Pick out every line of the entries below where "addContentClick" occurs, and copy those lines.

- Records supplied:
------------------------------------------------------------------------

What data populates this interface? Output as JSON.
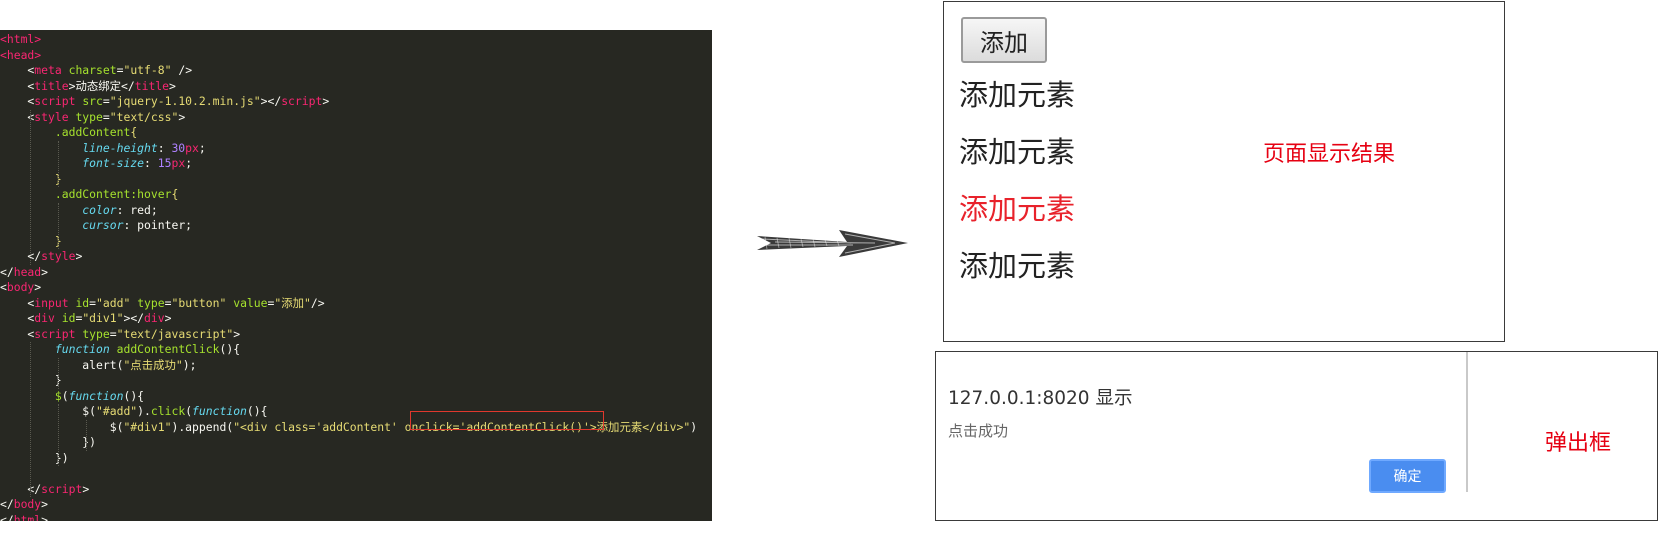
{
  "code": {
    "lines": [
      [
        {
          "c": "tag",
          "t": "<html>"
        }
      ],
      [
        {
          "c": "tag",
          "t": "<head>"
        }
      ],
      [
        {
          "c": "plain",
          "t": "    <"
        },
        {
          "c": "tag",
          "t": "meta"
        },
        {
          "c": "plain",
          "t": " "
        },
        {
          "c": "attr",
          "t": "charset"
        },
        {
          "c": "plain",
          "t": "="
        },
        {
          "c": "str",
          "t": "\"utf-8\""
        },
        {
          "c": "plain",
          "t": " />"
        }
      ],
      [
        {
          "c": "plain",
          "t": "    <"
        },
        {
          "c": "tag",
          "t": "title"
        },
        {
          "c": "plain",
          "t": ">动态绑定</"
        },
        {
          "c": "tag",
          "t": "title"
        },
        {
          "c": "plain",
          "t": ">"
        }
      ],
      [
        {
          "c": "plain",
          "t": "    <"
        },
        {
          "c": "tag",
          "t": "script"
        },
        {
          "c": "plain",
          "t": " "
        },
        {
          "c": "attr",
          "t": "src"
        },
        {
          "c": "plain",
          "t": "="
        },
        {
          "c": "str",
          "t": "\"jquery-1.10.2.min.js\""
        },
        {
          "c": "plain",
          "t": "></"
        },
        {
          "c": "tag",
          "t": "script"
        },
        {
          "c": "plain",
          "t": ">"
        }
      ],
      [
        {
          "c": "plain",
          "t": "    <"
        },
        {
          "c": "tag",
          "t": "style"
        },
        {
          "c": "plain",
          "t": " "
        },
        {
          "c": "attr",
          "t": "type"
        },
        {
          "c": "plain",
          "t": "="
        },
        {
          "c": "str",
          "t": "\"text/css\""
        },
        {
          "c": "plain",
          "t": ">"
        }
      ],
      [
        {
          "c": "plain",
          "t": "        "
        },
        {
          "c": "sel",
          "t": ".addContent"
        },
        {
          "c": "brace",
          "t": "{"
        }
      ],
      [
        {
          "c": "plain",
          "t": "            "
        },
        {
          "c": "prop",
          "t": "line-height"
        },
        {
          "c": "plain",
          "t": ": "
        },
        {
          "c": "num",
          "t": "30"
        },
        {
          "c": "tag",
          "t": "px"
        },
        {
          "c": "plain",
          "t": ";"
        }
      ],
      [
        {
          "c": "plain",
          "t": "            "
        },
        {
          "c": "prop",
          "t": "font-size"
        },
        {
          "c": "plain",
          "t": ": "
        },
        {
          "c": "num",
          "t": "15"
        },
        {
          "c": "tag",
          "t": "px"
        },
        {
          "c": "plain",
          "t": ";"
        }
      ],
      [
        {
          "c": "plain",
          "t": "        "
        },
        {
          "c": "brace",
          "t": "}"
        }
      ],
      [
        {
          "c": "plain",
          "t": "        "
        },
        {
          "c": "sel",
          "t": ".addContent:hover"
        },
        {
          "c": "brace",
          "t": "{"
        }
      ],
      [
        {
          "c": "plain",
          "t": "            "
        },
        {
          "c": "prop",
          "t": "color"
        },
        {
          "c": "plain",
          "t": ": red;"
        }
      ],
      [
        {
          "c": "plain",
          "t": "            "
        },
        {
          "c": "prop",
          "t": "cursor"
        },
        {
          "c": "plain",
          "t": ": pointer;"
        }
      ],
      [
        {
          "c": "plain",
          "t": "        "
        },
        {
          "c": "brace",
          "t": "}"
        }
      ],
      [
        {
          "c": "plain",
          "t": "    </"
        },
        {
          "c": "tag",
          "t": "style"
        },
        {
          "c": "plain",
          "t": ">"
        }
      ],
      [
        {
          "c": "plain",
          "t": "</"
        },
        {
          "c": "tag",
          "t": "head"
        },
        {
          "c": "plain",
          "t": ">"
        }
      ],
      [
        {
          "c": "plain",
          "t": "<"
        },
        {
          "c": "tag",
          "t": "body"
        },
        {
          "c": "plain",
          "t": ">"
        }
      ],
      [
        {
          "c": "plain",
          "t": "    <"
        },
        {
          "c": "tag",
          "t": "input"
        },
        {
          "c": "plain",
          "t": " "
        },
        {
          "c": "attr",
          "t": "id"
        },
        {
          "c": "plain",
          "t": "="
        },
        {
          "c": "str",
          "t": "\"add\""
        },
        {
          "c": "plain",
          "t": " "
        },
        {
          "c": "attr",
          "t": "type"
        },
        {
          "c": "plain",
          "t": "="
        },
        {
          "c": "str",
          "t": "\"button\""
        },
        {
          "c": "plain",
          "t": " "
        },
        {
          "c": "attr",
          "t": "value"
        },
        {
          "c": "plain",
          "t": "="
        },
        {
          "c": "str",
          "t": "\"添加\""
        },
        {
          "c": "plain",
          "t": "/>"
        }
      ],
      [
        {
          "c": "plain",
          "t": "    <"
        },
        {
          "c": "tag",
          "t": "div"
        },
        {
          "c": "plain",
          "t": " "
        },
        {
          "c": "attr",
          "t": "id"
        },
        {
          "c": "plain",
          "t": "="
        },
        {
          "c": "str",
          "t": "\"div1\""
        },
        {
          "c": "plain",
          "t": "></"
        },
        {
          "c": "tag",
          "t": "div"
        },
        {
          "c": "plain",
          "t": ">"
        }
      ],
      [
        {
          "c": "plain",
          "t": "    <"
        },
        {
          "c": "tag",
          "t": "script"
        },
        {
          "c": "plain",
          "t": " "
        },
        {
          "c": "attr",
          "t": "type"
        },
        {
          "c": "plain",
          "t": "="
        },
        {
          "c": "str",
          "t": "\"text/javascript\""
        },
        {
          "c": "plain",
          "t": ">"
        }
      ],
      [
        {
          "c": "plain",
          "t": "        "
        },
        {
          "c": "kw",
          "t": "function"
        },
        {
          "c": "plain",
          "t": " "
        },
        {
          "c": "fn",
          "t": "addContentClick"
        },
        {
          "c": "plain",
          "t": "(){"
        }
      ],
      [
        {
          "c": "plain",
          "t": "            alert("
        },
        {
          "c": "str",
          "t": "\"点击成功\""
        },
        {
          "c": "plain",
          "t": ");"
        }
      ],
      [
        {
          "c": "plain",
          "t": "        }"
        }
      ],
      [
        {
          "c": "plain",
          "t": "        "
        },
        {
          "c": "fn",
          "t": "$"
        },
        {
          "c": "plain",
          "t": "("
        },
        {
          "c": "kw",
          "t": "function"
        },
        {
          "c": "plain",
          "t": "(){"
        }
      ],
      [
        {
          "c": "plain",
          "t": "            $("
        },
        {
          "c": "str",
          "t": "\"#add\""
        },
        {
          "c": "plain",
          "t": ")."
        },
        {
          "c": "fn",
          "t": "click"
        },
        {
          "c": "plain",
          "t": "("
        },
        {
          "c": "kw",
          "t": "function"
        },
        {
          "c": "plain",
          "t": "(){"
        }
      ],
      [
        {
          "c": "plain",
          "t": "                $("
        },
        {
          "c": "str",
          "t": "\"#div1\""
        },
        {
          "c": "plain",
          "t": ").append("
        },
        {
          "c": "str",
          "t": "\"<div class='addContent' onclick='addContentClick()'>添加元素</div>\""
        },
        {
          "c": "plain",
          "t": ")"
        }
      ],
      [
        {
          "c": "plain",
          "t": "            })"
        }
      ],
      [
        {
          "c": "plain",
          "t": "        })"
        }
      ],
      [
        {
          "c": "plain",
          "t": ""
        }
      ],
      [
        {
          "c": "plain",
          "t": "    </"
        },
        {
          "c": "tag",
          "t": "script"
        },
        {
          "c": "plain",
          "t": ">"
        }
      ],
      [
        {
          "c": "plain",
          "t": "</"
        },
        {
          "c": "tag",
          "t": "body"
        },
        {
          "c": "plain",
          "t": ">"
        }
      ],
      [
        {
          "c": "plain",
          "t": "</"
        },
        {
          "c": "tag",
          "t": "html"
        },
        {
          "c": "plain",
          "t": ">"
        }
      ]
    ]
  },
  "result": {
    "button_label": "添加",
    "items": [
      {
        "label": "添加元素",
        "hover": false
      },
      {
        "label": "添加元素",
        "hover": false
      },
      {
        "label": "添加元素",
        "hover": true
      },
      {
        "label": "添加元素",
        "hover": false
      }
    ],
    "caption": "页面显示结果"
  },
  "dialog": {
    "title": "127.0.0.1:8020 显示",
    "message": "点击成功",
    "ok_label": "确定",
    "caption": "弹出框"
  },
  "colors": {
    "editor_bg": "#272822",
    "caption_red": "#e60012",
    "hover_red": "#e8222b",
    "ok_blue": "#4a8df0",
    "highlight_box": "#e0382d"
  }
}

------------------------------------------------------------------------

- Solution to this problem:
          "t": "addContentClick"
          "t": "\"<div class='addContent' onclick='addContentClick()'>添加元素</div>\""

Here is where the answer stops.